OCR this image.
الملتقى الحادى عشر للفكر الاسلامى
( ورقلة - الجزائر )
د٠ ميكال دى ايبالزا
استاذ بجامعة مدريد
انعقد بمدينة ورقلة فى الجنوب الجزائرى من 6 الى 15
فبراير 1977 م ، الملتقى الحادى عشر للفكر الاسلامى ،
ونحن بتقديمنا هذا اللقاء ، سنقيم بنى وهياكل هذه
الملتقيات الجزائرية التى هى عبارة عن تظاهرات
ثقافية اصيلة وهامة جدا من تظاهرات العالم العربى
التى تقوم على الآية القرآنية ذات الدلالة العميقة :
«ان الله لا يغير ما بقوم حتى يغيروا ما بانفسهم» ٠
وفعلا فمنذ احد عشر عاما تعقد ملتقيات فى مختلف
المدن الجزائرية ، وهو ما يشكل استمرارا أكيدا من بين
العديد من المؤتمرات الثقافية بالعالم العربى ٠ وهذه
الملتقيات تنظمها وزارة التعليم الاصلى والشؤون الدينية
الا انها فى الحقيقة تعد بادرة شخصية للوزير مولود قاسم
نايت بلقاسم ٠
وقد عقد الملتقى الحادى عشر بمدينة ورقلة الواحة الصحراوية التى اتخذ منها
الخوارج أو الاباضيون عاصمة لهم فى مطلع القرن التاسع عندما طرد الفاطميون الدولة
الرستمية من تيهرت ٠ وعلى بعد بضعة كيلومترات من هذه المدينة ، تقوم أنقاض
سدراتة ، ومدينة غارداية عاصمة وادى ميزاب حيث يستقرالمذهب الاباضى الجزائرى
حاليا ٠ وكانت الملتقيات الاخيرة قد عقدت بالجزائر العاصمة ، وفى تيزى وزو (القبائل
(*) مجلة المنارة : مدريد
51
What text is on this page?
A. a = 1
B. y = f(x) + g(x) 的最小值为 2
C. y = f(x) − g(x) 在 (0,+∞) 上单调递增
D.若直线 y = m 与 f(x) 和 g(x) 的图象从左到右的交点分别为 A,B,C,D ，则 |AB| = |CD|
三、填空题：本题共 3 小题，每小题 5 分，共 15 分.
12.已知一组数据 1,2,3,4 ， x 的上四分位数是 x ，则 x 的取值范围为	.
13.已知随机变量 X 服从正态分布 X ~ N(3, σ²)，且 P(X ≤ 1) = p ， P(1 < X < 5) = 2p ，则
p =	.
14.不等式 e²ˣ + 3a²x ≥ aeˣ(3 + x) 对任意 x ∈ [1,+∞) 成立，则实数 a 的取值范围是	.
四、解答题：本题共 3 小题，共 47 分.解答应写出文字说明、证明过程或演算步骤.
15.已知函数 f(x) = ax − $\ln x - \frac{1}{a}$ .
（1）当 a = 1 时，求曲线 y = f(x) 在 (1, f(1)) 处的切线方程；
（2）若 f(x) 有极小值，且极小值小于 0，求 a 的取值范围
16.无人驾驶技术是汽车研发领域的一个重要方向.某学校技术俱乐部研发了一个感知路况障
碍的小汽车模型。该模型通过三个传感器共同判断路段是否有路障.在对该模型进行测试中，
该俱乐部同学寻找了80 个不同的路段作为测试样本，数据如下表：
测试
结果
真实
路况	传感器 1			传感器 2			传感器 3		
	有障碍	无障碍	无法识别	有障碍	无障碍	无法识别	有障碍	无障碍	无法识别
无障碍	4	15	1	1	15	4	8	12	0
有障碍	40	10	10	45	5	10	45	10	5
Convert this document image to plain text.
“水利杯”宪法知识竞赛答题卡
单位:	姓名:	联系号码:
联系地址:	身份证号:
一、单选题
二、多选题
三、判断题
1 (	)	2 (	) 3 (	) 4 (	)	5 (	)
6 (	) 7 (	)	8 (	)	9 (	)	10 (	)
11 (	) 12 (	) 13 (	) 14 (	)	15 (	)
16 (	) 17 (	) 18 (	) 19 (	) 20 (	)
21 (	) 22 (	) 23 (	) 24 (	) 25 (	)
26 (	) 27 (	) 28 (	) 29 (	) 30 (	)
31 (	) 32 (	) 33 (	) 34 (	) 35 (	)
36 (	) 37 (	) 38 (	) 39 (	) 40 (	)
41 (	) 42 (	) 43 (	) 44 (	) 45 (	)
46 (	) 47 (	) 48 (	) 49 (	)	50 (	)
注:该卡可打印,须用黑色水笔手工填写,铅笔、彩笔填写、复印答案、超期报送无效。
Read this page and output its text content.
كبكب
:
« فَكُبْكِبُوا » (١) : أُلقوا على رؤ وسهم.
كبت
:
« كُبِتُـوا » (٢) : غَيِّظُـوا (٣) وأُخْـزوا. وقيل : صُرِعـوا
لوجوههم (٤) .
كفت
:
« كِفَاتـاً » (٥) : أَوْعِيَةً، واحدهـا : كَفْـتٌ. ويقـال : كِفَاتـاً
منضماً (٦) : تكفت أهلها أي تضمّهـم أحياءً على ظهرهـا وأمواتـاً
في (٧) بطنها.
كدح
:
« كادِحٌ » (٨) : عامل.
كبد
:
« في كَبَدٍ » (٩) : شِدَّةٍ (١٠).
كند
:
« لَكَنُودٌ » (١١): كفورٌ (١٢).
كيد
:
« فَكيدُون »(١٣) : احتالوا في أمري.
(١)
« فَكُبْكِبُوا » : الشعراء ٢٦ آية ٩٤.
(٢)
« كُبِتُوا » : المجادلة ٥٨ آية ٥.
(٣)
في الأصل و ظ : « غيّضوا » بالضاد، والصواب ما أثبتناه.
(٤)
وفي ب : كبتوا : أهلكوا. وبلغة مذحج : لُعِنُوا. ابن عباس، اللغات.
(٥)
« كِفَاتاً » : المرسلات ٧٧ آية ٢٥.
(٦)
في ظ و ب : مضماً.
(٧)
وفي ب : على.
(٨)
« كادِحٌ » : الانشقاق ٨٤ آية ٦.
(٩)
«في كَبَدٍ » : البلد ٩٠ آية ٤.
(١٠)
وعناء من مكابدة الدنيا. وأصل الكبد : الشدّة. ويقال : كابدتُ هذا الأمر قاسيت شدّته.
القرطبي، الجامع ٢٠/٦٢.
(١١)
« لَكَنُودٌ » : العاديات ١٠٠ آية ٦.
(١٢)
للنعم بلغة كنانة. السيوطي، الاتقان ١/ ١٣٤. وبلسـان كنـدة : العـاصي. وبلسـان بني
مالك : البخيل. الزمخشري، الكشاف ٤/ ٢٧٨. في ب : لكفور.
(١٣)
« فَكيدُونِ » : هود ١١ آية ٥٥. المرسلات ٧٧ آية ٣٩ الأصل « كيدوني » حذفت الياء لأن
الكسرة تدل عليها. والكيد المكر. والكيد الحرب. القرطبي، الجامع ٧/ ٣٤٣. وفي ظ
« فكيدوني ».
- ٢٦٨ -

☆ ☆ ☆ ☆ ☆ ☆ ☆

:: Stated task ::
Give a word-for-word copy of the records.

:: Response ::
OCR this image.
الملتقى الحادى عشر للفكر الاسلامى
( ورقلة - الجزائر )
د٠ ميكال دى ايبالزا
استاذ بجامعة مدريد
انعقد بمدينة ورقلة فى الجنوب الجزائرى من 6 الى 15
فبراير 1977 م ، الملتقى الحادى عشر للفكر الاسلامى ،
ونحن بتقديمنا هذا اللقاء ، سنقيم بنى وهياكل هذه
الملتقيات الجزائرية التى هى عبارة عن تظاهرات
ثقافية اصيلة وهامة جدا من تظاهرات العالم العربى
التى تقوم على الآية القرآنية ذات الدلالة العميقة :
«ان الله لا يغير ما بقوم حتى يغيروا ما بانفسهم» ٠
وفعلا فمنذ احد عشر عاما تعقد ملتقيات فى مختلف
المدن الجزائرية ، وهو ما يشكل استمرارا أكيدا من بين
العديد من المؤتمرات الثقافية بالعالم العربى ٠ وهذه
الملتقيات تنظمها وزارة التعليم الاصلى والشؤون الدينية
الا انها فى الحقيقة تعد بادرة شخصية للوزير مولود قاسم
نايت بلقاسم ٠
وقد عقد الملتقى الحادى عشر بمدينة ورقلة الواحة الصحراوية التى اتخذ منها
الخوارج أو الاباضيون عاصمة لهم فى مطلع القرن التاسع عندما طرد الفاطميون الدولة
الرستمية من تيهرت ٠ وعلى بعد بضعة كيلومترات من هذه المدينة ، تقوم أنقاض
سدراتة ، ومدينة غارداية عاصمة وادى ميزاب حيث يستقرالمذهب الاباضى الجزائرى
حاليا ٠ وكانت الملتقيات الاخيرة قد عقدت بالجزائر العاصمة ، وفى تيزى وزو (القبائل
(*) مجلة المنارة : مدريد
51
What text is on this page?
A. a = 1
B. y = f(x) + g(x) 的最小值为 2
C. y = f(x) − g(x) 在 (0,+∞) 上单调递增
D.若直线 y = m 与 f(x) 和 g(x) 的图象从左到右的交点分别为 A,B,C,D ，则 |AB| = |CD|
三、填空题：本题共 3 小题，每小题 5 分，共 15 分.
12.已知一组数据 1,2,3,4 ， x 的上四分位数是 x ，则 x 的取值范围为	.
13.已知随机变量 X 服从正态分布 X ~ N(3, σ²)，且 P(X ≤ 1) = p ， P(1 < X < 5) = 2p ，则
p =	.
14.不等式 e²ˣ + 3a²x ≥ aeˣ(3 + x) 对任意 x ∈ [1,+∞) 成立，则实数 a 的取值范围是	.
四、解答题：本题共 3 小题，共 47 分.解答应写出文字说明、证明过程或演算步骤.
15.已知函数 f(x) = ax − $\ln x - \frac{1}{a}$ .
（1）当 a = 1 时，求曲线 y = f(x) 在 (1, f(1)) 处的切线方程；
（2）若 f(x) 有极小值，且极小值小于 0，求 a 的取值范围
16.无人驾驶技术是汽车研发领域的一个重要方向.某学校技术俱乐部研发了一个感知路况障
碍的小汽车模型。该模型通过三个传感器共同判断路段是否有路障.在对该模型进行测试中，
该俱乐部同学寻找了80 个不同的路段作为测试样本，数据如下表：
测试
结果
真实
路况	传感器 1			传感器 2			传感器 3		
	有障碍	无障碍	无法识别	有障碍	无障碍	无法识别	有障碍	无障碍	无法识别
无障碍	4	15	1	1	15	4	8	12	0
有障碍	40	10	10	45	5	10	45	10	5
Convert this document image to plain text.
“水利杯”宪法知识竞赛答题卡
单位:	姓名:	联系号码:
联系地址:	身份证号:
一、单选题
二、多选题
三、判断题
1 (	)	2 (	) 3 (	) 4 (	)	5 (	)
6 (	) 7 (	)	8 (	)	9 (	)	10 (	)
11 (	) 12 (	) 13 (	) 14 (	)	15 (	)
16 (	) 17 (	) 18 (	) 19 (	) 20 (	)
21 (	) 22 (	) 23 (	) 24 (	) 25 (	)
26 (	) 27 (	) 28 (	) 29 (	) 30 (	)
31 (	) 32 (	) 33 (	) 34 (	) 35 (	)
36 (	) 37 (	) 38 (	) 39 (	) 40 (	)
41 (	) 42 (	) 43 (	) 44 (	) 45 (	)
46 (	) 47 (	) 48 (	) 49 (	)	50 (	)
注:该卡可打印,须用黑色水笔手工填写,铅笔、彩笔填写、复印答案、超期报送无效。
Read this page and output its text content.
كبكب
:
« فَكُبْكِبُوا » (١) : أُلقوا على رؤ وسهم.
كبت
:
« كُبِتُـوا » (٢) : غَيِّظُـوا (٣) وأُخْـزوا. وقيل : صُرِعـوا
لوجوههم (٤) .
كفت
:
« كِفَاتـاً » (٥) : أَوْعِيَةً، واحدهـا : كَفْـتٌ. ويقـال : كِفَاتـاً
منضماً (٦) : تكفت أهلها أي تضمّهـم أحياءً على ظهرهـا وأمواتـاً
في (٧) بطنها.
كدح
:
« كادِحٌ » (٨) : عامل.
كبد
:
« في كَبَدٍ » (٩) : شِدَّةٍ (١٠).
كند
:
« لَكَنُودٌ » (١١): كفورٌ (١٢).
كيد
:
« فَكيدُون »(١٣) : احتالوا في أمري.
(١)
« فَكُبْكِبُوا » : الشعراء ٢٦ آية ٩٤.
(٢)
« كُبِتُوا » : المجادلة ٥٨ آية ٥.
(٣)
في الأصل و ظ : « غيّضوا » بالضاد، والصواب ما أثبتناه.
(٤)
وفي ب : كبتوا : أهلكوا. وبلغة مذحج : لُعِنُوا. ابن عباس، اللغات.
(٥)
« كِفَاتاً » : المرسلات ٧٧ آية ٢٥.
(٦)
في ظ و ب : مضماً.
(٧)
وفي ب : على.
(٨)
« كادِحٌ » : الانشقاق ٨٤ آية ٦.
(٩)
«في كَبَدٍ » : البلد ٩٠ آية ٤.
(١٠)
وعناء من مكابدة الدنيا. وأصل الكبد : الشدّة. ويقال : كابدتُ هذا الأمر قاسيت شدّته.
القرطبي، الجامع ٢٠/٦٢.
(١١)
« لَكَنُودٌ » : العاديات ١٠٠ آية ٦.
(١٢)
للنعم بلغة كنانة. السيوطي، الاتقان ١/ ١٣٤. وبلسـان كنـدة : العـاصي. وبلسـان بني
مالك : البخيل. الزمخشري، الكشاف ٤/ ٢٧٨. في ب : لكفور.
(١٣)
« فَكيدُونِ » : هود ١١ آية ٥٥. المرسلات ٧٧ آية ٣٩ الأصل « كيدوني » حذفت الياء لأن
الكسرة تدل عليها. والكيد المكر. والكيد الحرب. القرطبي، الجامع ٧/ ٣٤٣. وفي ظ
« فكيدوني ».
- ٢٦٨ -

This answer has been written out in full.